Listed entries:
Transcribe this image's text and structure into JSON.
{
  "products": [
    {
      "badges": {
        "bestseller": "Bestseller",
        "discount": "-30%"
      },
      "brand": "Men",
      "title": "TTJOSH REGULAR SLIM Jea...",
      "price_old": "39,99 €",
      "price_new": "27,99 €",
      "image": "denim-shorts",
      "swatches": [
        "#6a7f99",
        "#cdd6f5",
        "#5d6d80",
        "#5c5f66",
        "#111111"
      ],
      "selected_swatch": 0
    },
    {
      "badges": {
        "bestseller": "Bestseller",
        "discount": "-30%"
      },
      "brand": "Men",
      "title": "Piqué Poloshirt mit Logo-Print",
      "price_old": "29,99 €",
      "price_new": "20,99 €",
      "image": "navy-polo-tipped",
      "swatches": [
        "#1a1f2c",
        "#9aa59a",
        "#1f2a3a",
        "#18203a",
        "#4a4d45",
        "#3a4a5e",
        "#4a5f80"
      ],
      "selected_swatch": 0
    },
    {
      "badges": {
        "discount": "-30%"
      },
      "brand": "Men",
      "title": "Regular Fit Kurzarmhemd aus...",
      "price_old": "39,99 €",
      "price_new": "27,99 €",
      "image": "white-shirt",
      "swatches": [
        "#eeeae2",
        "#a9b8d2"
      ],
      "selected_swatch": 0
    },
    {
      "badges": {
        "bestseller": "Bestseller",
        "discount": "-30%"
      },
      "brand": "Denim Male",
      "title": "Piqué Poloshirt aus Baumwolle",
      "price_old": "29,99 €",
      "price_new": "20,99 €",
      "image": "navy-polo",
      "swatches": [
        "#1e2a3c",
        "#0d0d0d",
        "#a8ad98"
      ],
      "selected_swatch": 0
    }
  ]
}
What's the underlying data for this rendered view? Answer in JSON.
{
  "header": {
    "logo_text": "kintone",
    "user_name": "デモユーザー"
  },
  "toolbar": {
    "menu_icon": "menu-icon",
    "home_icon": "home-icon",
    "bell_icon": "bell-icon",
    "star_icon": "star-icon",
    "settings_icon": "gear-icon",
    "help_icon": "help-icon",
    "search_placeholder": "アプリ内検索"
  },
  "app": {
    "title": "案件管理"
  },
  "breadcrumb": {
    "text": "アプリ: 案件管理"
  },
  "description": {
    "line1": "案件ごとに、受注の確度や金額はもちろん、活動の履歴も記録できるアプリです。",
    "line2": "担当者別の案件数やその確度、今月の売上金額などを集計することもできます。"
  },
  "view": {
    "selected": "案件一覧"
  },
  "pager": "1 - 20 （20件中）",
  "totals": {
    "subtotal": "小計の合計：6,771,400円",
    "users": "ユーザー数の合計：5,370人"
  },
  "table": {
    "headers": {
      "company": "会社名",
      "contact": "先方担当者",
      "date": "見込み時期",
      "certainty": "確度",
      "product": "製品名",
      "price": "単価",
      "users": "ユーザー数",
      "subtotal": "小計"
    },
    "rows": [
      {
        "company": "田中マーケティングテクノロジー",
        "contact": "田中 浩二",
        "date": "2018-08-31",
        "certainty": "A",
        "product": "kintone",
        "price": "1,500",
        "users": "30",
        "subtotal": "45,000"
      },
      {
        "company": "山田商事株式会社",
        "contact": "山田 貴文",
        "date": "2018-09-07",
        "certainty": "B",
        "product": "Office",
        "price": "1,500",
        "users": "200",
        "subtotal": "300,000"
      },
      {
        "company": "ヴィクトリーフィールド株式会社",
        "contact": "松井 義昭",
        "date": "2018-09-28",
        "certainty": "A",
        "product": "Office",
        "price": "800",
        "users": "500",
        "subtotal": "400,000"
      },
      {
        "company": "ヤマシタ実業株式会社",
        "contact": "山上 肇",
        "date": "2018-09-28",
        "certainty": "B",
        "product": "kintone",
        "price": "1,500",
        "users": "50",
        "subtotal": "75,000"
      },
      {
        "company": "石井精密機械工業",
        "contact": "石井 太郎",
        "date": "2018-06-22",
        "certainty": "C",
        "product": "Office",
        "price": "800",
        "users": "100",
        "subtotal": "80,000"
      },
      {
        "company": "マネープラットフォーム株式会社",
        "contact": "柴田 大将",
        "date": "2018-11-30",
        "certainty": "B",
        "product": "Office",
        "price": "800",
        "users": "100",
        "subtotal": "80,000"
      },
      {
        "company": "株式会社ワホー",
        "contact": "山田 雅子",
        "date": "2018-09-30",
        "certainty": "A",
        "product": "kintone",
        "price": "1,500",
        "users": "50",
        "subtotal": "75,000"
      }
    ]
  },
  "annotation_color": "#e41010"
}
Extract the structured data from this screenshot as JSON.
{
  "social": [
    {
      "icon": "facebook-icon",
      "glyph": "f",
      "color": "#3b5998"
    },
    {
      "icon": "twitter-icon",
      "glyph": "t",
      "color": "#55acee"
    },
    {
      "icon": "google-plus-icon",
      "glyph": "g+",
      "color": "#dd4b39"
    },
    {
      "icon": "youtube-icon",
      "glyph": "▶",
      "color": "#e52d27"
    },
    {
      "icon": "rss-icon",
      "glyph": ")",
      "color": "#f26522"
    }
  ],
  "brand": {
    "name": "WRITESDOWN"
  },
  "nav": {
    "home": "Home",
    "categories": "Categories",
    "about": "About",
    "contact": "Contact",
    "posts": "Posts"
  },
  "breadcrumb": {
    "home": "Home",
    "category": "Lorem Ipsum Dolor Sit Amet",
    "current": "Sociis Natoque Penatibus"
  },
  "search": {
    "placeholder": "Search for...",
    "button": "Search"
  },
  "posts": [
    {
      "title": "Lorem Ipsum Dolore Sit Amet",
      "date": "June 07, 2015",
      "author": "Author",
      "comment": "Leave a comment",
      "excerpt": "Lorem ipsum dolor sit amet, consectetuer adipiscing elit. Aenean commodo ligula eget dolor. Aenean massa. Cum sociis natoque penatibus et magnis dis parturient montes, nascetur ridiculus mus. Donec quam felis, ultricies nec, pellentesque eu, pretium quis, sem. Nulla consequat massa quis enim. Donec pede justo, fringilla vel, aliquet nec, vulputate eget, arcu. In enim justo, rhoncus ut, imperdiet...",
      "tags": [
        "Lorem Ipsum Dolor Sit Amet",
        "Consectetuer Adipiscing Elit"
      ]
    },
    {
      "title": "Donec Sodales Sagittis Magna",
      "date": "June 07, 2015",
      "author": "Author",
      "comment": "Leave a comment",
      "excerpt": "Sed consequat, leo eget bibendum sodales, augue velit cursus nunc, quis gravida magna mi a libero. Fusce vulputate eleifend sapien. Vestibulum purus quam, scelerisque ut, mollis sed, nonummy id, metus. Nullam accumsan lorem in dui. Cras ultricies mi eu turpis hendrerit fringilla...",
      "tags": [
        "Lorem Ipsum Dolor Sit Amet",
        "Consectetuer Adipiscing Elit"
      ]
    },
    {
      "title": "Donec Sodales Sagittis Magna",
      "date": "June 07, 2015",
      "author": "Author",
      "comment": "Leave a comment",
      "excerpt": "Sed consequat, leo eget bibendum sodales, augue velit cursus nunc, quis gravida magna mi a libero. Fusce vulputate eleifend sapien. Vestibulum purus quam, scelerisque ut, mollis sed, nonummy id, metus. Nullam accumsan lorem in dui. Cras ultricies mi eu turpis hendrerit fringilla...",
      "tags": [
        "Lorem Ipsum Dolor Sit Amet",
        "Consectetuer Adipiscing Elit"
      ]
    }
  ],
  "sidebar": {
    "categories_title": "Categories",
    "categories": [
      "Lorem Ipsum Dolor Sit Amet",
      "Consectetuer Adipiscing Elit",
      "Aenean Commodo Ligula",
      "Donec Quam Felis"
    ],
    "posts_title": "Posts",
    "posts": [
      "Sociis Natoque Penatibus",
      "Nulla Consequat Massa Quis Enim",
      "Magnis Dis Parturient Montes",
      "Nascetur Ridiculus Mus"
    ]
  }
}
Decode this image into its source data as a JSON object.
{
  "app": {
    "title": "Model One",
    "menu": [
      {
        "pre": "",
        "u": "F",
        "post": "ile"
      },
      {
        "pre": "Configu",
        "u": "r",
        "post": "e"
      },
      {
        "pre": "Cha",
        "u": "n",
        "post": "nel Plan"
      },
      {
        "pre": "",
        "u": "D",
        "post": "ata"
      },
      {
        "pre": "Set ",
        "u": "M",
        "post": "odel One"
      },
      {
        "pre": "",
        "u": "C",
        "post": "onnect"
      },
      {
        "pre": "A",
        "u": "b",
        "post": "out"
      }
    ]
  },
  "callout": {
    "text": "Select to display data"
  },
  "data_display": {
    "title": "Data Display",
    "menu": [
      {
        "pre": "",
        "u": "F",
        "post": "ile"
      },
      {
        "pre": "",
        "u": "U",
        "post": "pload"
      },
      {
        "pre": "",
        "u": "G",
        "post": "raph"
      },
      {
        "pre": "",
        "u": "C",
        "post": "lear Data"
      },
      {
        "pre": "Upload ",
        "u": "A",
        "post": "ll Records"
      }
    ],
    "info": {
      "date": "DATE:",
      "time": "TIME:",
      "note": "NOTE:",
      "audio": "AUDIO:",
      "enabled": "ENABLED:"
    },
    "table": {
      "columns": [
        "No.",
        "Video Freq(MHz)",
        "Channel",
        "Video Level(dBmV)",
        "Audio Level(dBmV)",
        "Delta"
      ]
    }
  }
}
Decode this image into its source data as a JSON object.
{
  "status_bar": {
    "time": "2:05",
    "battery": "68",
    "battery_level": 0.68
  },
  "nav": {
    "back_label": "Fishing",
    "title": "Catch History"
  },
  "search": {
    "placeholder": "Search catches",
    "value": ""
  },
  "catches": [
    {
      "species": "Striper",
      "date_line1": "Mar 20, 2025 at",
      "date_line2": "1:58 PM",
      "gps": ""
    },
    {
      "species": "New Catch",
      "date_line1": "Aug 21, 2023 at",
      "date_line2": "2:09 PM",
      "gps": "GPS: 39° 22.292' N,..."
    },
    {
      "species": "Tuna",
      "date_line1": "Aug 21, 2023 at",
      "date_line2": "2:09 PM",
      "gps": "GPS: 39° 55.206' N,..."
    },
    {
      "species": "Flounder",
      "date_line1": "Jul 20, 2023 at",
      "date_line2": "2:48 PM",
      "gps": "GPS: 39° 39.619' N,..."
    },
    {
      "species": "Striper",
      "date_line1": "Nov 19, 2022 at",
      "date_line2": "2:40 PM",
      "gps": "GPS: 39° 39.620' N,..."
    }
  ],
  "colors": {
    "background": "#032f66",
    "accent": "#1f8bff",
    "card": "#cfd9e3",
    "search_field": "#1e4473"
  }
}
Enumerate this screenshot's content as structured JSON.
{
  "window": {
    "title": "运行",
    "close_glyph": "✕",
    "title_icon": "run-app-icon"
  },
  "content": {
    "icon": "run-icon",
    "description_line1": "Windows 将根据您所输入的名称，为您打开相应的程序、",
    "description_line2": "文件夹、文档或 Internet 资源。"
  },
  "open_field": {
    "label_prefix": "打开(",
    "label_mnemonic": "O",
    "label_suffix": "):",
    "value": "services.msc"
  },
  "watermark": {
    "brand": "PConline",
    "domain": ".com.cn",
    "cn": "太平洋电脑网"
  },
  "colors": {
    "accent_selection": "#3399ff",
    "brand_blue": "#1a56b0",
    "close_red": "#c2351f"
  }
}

Task goal: Where a line in the material contains "image", copy that line.

Response to this exercise:
Transcribe this image's text and structure into JSON.
      "image": "denim-shorts",
      "image": "navy-polo-tipped",
      "image": "white-shirt",
      "image": "navy-polo",
Decode this image into its source data as a JSON object.
Decode this image into its source data as a JSON object.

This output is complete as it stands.